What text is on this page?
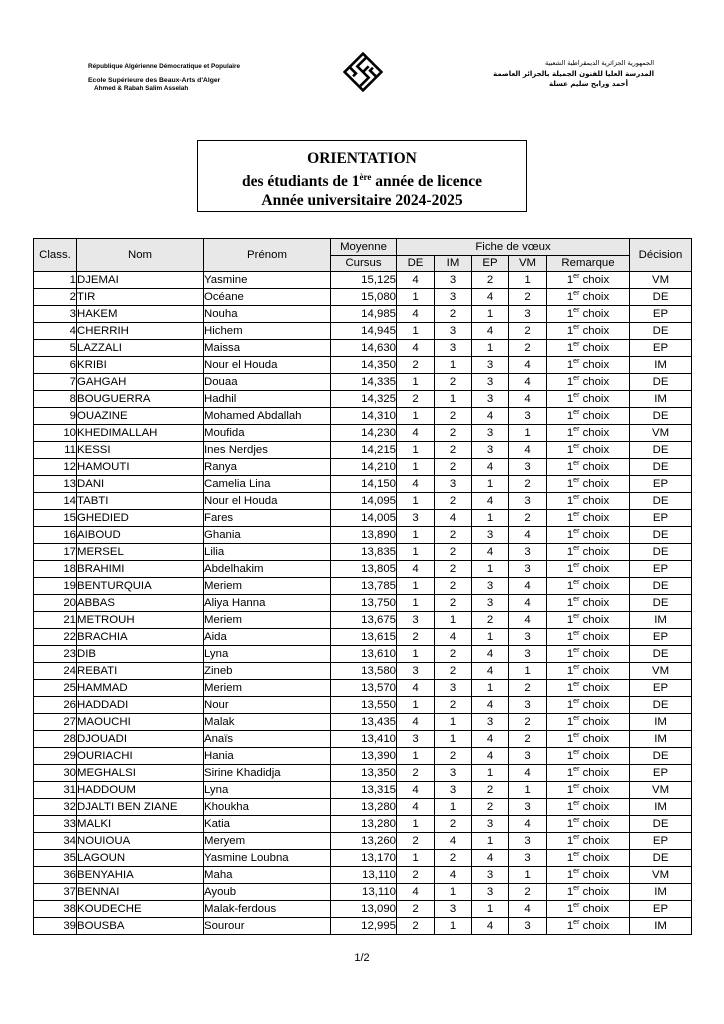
République Algérienne Démocratique et Populaire
Ecole Supérieure des Beaux-Arts d'Alger
Ahmed & Rabah Salim Asselah
الجمهورية الجزائرية الديمقراطية الشعبية
المدرسة العليا للفنون الجميلة بالجزائر العاصمة
أحمد ورابح سليم عسلة
ORIENTATION
des étudiants de 1ère année de licence
Année universitaire 2024-2025
Class.	Nom	Prénom	Moyenne	Fiche de vœux					Décision
			Cursus	DE	IM	EP	VM	Remarque	
1	DJEMAI	Yasmine	15,125	4	3	2	1	1er choix	VM
2	TIR	Océane	15,080	1	3	4	2	1er choix	DE
3	HAKEM	Nouha	14,985	4	2	1	3	1er choix	EP
4	CHERRIH	Hichem	14,945	1	3	4	2	1er choix	DE
5	LAZZALI	Maissa	14,630	4	3	1	2	1er choix	EP
6	KRIBI	Nour el Houda	14,350	2	1	3	4	1er choix	IM
7	GAHGAH	Douaa	14,335	1	2	3	4	1er choix	DE
8	BOUGUERRA	Hadhil	14,325	2	1	3	4	1er choix	IM
9	OUAZINE	Mohamed Abdallah	14,310	1	2	4	3	1er choix	DE
10	KHEDIMALLAH	Moufida	14,230	4	2	3	1	1er choix	VM
11	KESSI	Ines Nerdjes	14,215	1	2	3	4	1er choix	DE
12	HAMOUTI	Ranya	14,210	1	2	4	3	1er choix	DE
13	DANI	Camelia Lina	14,150	4	3	1	2	1er choix	EP
14	TABTI	Nour el Houda	14,095	1	2	4	3	1er choix	DE
15	GHEDIED	Fares	14,005	3	4	1	2	1er choix	EP
16	AIBOUD	Ghania	13,890	1	2	3	4	1er choix	DE
17	MERSEL	Lilia	13,835	1	2	4	3	1er choix	DE
18	BRAHIMI	Abdelhakim	13,805	4	2	1	3	1er choix	EP
19	BENTURQUIA	Meriem	13,785	1	2	3	4	1er choix	DE
20	ABBAS	Aliya Hanna	13,750	1	2	3	4	1er choix	DE
21	METROUH	Meriem	13,675	3	1	2	4	1er choix	IM
22	BRACHIA	Aida	13,615	2	4	1	3	1er choix	EP
23	DIB	Lyna	13,610	1	2	4	3	1er choix	DE
24	REBATI	Zineb	13,580	3	2	4	1	1er choix	VM
25	HAMMAD	Meriem	13,570	4	3	1	2	1er choix	EP
26	HADDADI	Nour	13,550	1	2	4	3	1er choix	DE
27	MAOUCHI	Malak	13,435	4	1	3	2	1er choix	IM
28	DJOUADI	Anaïs	13,410	3	1	4	2	1er choix	IM
29	OURIACHI	Hania	13,390	1	2	4	3	1er choix	DE
30	MEGHALSI	Sirine Khadidja	13,350	2	3	1	4	1er choix	EP
31	HADDOUM	Lyna	13,315	4	3	2	1	1er choix	VM
32	DJALTI BEN ZIANE	Khoukha	13,280	4	1	2	3	1er choix	IM
33	MALKI	Katia	13,280	1	2	3	4	1er choix	DE
34	NOUIOUA	Meryem	13,260	2	4	1	3	1er choix	EP
35	LAGOUN	Yasmine Loubna	13,170	1	2	4	3	1er choix	DE
36	BENYAHIA	Maha	13,110	2	4	3	1	1er choix	VM
37	BENNAI	Ayoub	13,110	4	1	3	2	1er choix	IM
38	KOUDECHE	Malak-ferdous	13,090	2	3	1	4	1er choix	EP
39	BOUSBA	Sourour	12,995	2	1	4	3	1er choix	IM
1/2
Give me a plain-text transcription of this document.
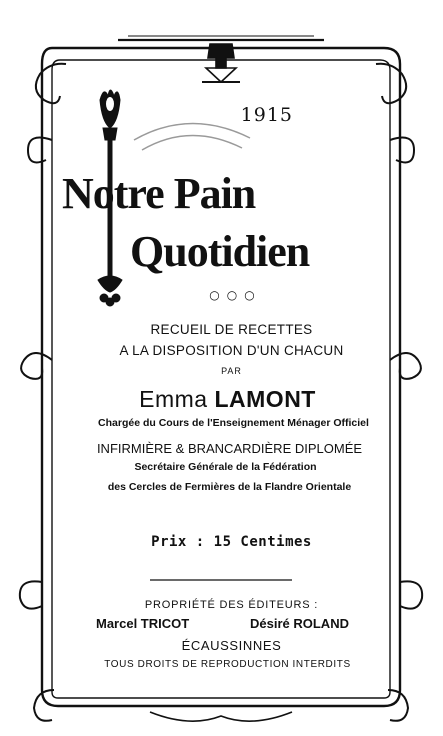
1915
Notre Pain
Quotidien
○○○
RECUEIL DE RECETTES
A LA DISPOSITION D'UN CHACUN
PAR
Emma LAMONT
Chargée du Cours de l'Enseignement Ménager Officiel
INFIRMIÈRE & BRANCARDIÈRE DIPLOMÉE
Secrétaire Générale de la Fédération
des Cercles de Fermières de la Flandre Orientale
Prix : 15 Centimes
PROPRIÉTÉ DES ÉDITEURS :
Marcel TRICOT	Désiré ROLAND
ÉCAUSSINNES
TOUS DROITS DE REPRODUCTION INTERDITS
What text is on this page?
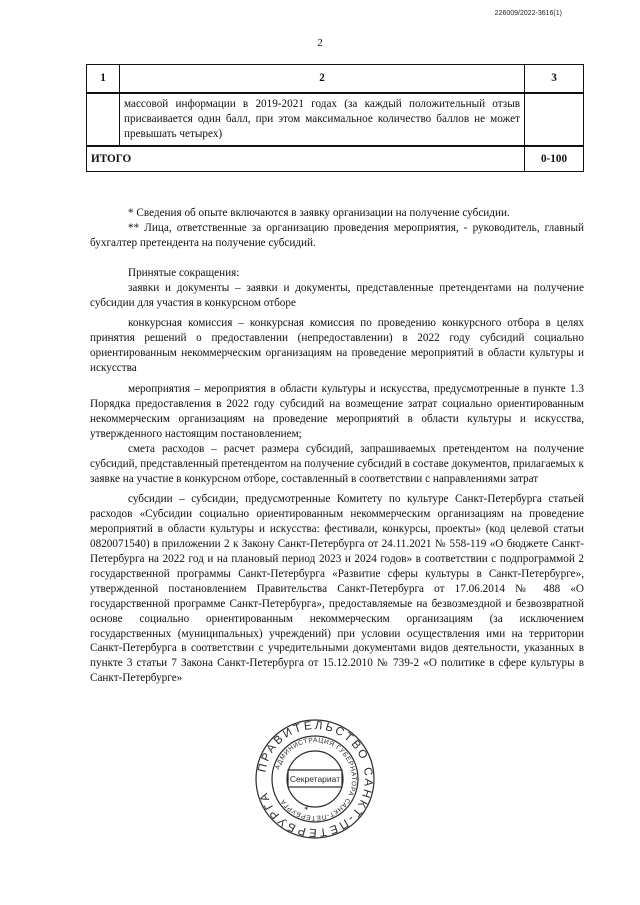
226009/2022-3616(1)
2
1	2	3
	массовой информации в 2019-2021 годах (за каждый положительный отзыв присваивается один балл, при этом максимальное количество баллов не может превышать четырех)	
ИТОГО		0-100

* Сведения об опыте включаются в заявку организации на получение субсидии.

** Лица, ответственные за организацию проведения мероприятия, - руководитель, главный бухгалтер претендента на получение субсидий.

Принятые сокращения:

заявки и документы – заявки и документы, представленные претендентами на получение субсидии для участия в конкурсном отборе

конкурсная комиссия – конкурсная комиссия по проведению конкурсного отбора в целях принятия решений о предоставлении (непредоставлении) в 2022 году субсидий социально ориентированным некоммерческим организациям на проведение мероприятий в области культуры и искусства

мероприятия – мероприятия в области культуры и искусства, предусмотренные в пункте 1.3 Порядка предоставления в 2022 году субсидий на возмещение затрат социально ориентированным некоммерческим организациям на проведение мероприятий в области культуры и искусства, утвержденного настоящим постановлением;

смета расходов – расчет размера субсидий, запрашиваемых претендентом на получение субсидий, представленный претендентом на получение субсидий в составе документов, прилагаемых к заявке на участие в конкурсном отборе, составленный в соответствии с направлениями затрат

субсидии – субсидии, предусмотренные Комитету по культуре Санкт-Петербурга статьей расходов «Субсидии социально ориентированным некоммерческим организациям на проведение мероприятий в области культуры и искусства: фестивали, конкурсы, проекты» (код целевой статьи 0820071540) в приложении 2 к Закону Санкт-Петербурга от 24.11.2021 № 558-119 «О бюджете Санкт-Петербурга на 2022 год и на плановый период 2023 и 2024 годов» в соответствии с подпрограммой 2 государственной программы Санкт-Петербурга «Развитие сферы культуры в Санкт-Петербурге», утвержденной постановлением Правительства Санкт-Петербурга от 17.06.2014 № 488 «О государственной программе Санкт-Петербурга», предоставляемые на безвозмездной и безвозвратной основе социально ориентированным некоммерческим организациям (за исключением государственных (муниципальных) учреждений) при условии осуществления ими на территории Санкт-Петербурга в соответствии с учредительными документами видов деятельности, указанных в пункте 3 статьи 7 Закона Санкт-Петербурга от 15.12.2010 № 739-2 «О политике в сфере культуры в Санкт-Петербурге»

ПРАВИТЕЛЬСТВО САНКТ-ПЕТЕРБУРГА
АДМИНИСТРАЦИЯ ГУБЕРНАТОРА САНКТ-ПЕТЕРБУРГА
Секретариат
*
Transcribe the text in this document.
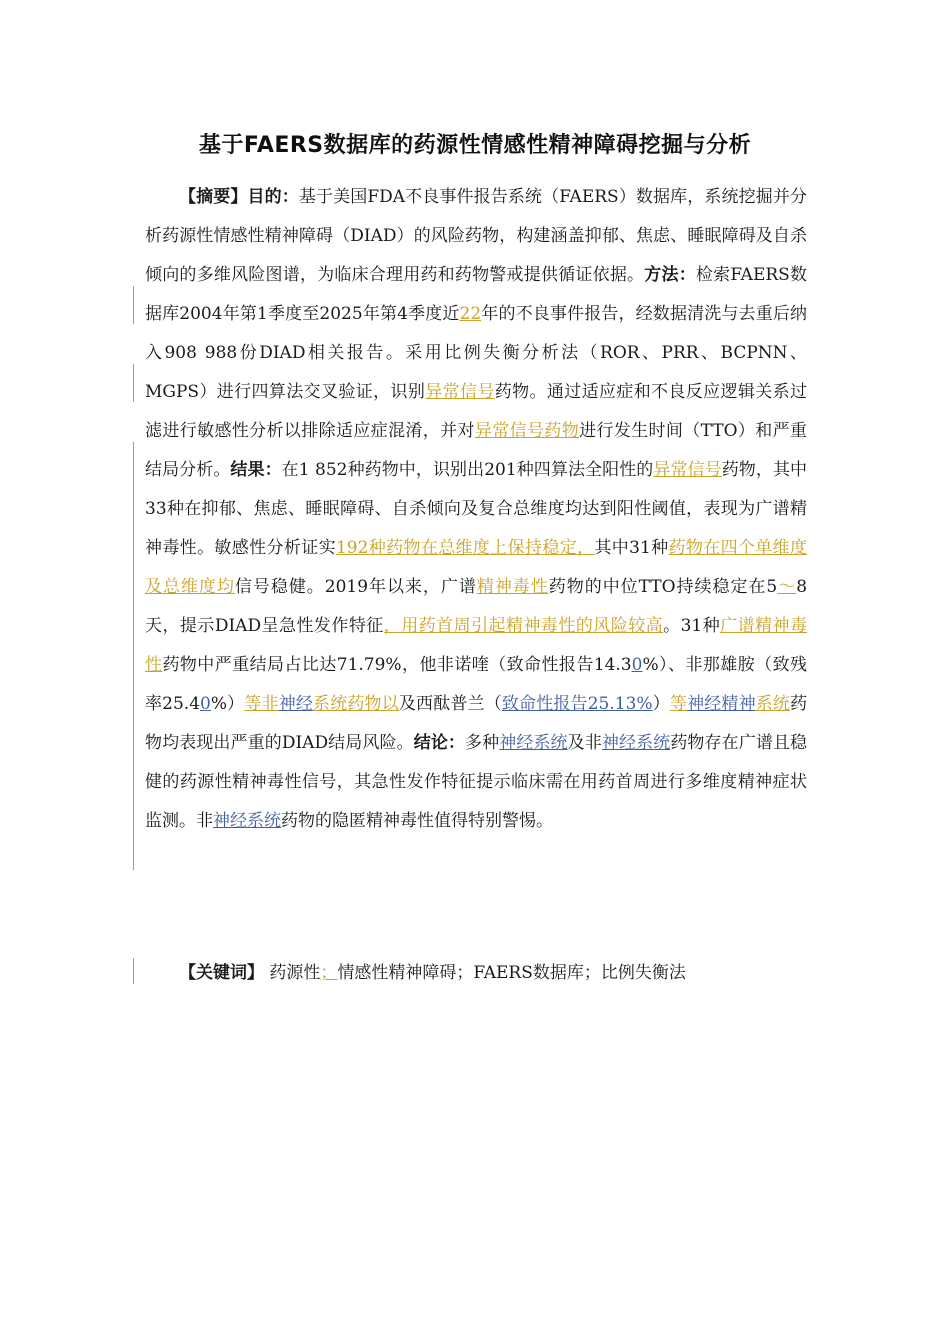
基于FAERS数据库的药源性情感性精神障碍挖掘与分析

【摘要】目的：基于美国FDA不良事件报告系统（FAERS）数据库，系统挖掘并分析药源性情感性精神障碍（DIAD）的风险药物，构建涵盖抑郁、焦虑、睡眠障碍及自杀倾向的多维风险图谱，为临床合理用药和药物警戒提供循证依据。方法：检索FAERS数据库2004年第1季度至2025年第4季度近22年的不良事件报告，经数据清洗与去重后纳入908 988份DIAD相关报告。采用比例失衡分析法（ROR、PRR、BCPNN、MGPS）进行四算法交叉验证，识别异常信号药物。通过适应症和不良反应逻辑关系过滤进行敏感性分析以排除适应症混淆，并对异常信号药物进行发生时间（TTO）和严重结局分析。结果：在1 852种药物中，识别出201种四算法全阳性的异常信号药物，其中33种在抑郁、焦虑、睡眠障碍、自杀倾向及复合总维度均达到阳性阈值，表现为广谱精神毒性。敏感性分析证实192种药物在总维度上保持稳定，其中31种药物在四个单维度及总维度均信号稳健。2019年以来，广谱精神毒性药物的中位TTO持续稳定在5～8天，提示DIAD呈急性发作特征，用药首周引起精神毒性的风险较高。31种广谱精神毒性药物中严重结局占比达71.79%，他非诺喹（致命性报告14.30%）、非那雄胺（致残率25.40%）等非神经系统药物以及西酞普兰（致命性报告25.13%）等神经精神系统药物均表现出严重的DIAD结局风险。结论：多种神经系统及非神经系统药物存在广谱且稳健的药源性精神毒性信号，其急性发作特征提示临床需在用药首周进行多维度精神症状监测。非神经系统药物的隐匿精神毒性值得特别警惕。

【关键词】 药源性；情感性精神障碍；FAERS数据库；比例失衡法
● ● ● ● ●
Gather each line of the listing that holds the string "Malak".

27	MAOUCHI	Malak	13,435	4	1	3	2	1er choix	IM
38	KOUDECHE	Malak-ferdous	13,090	2	3	1	4	1er choix	EP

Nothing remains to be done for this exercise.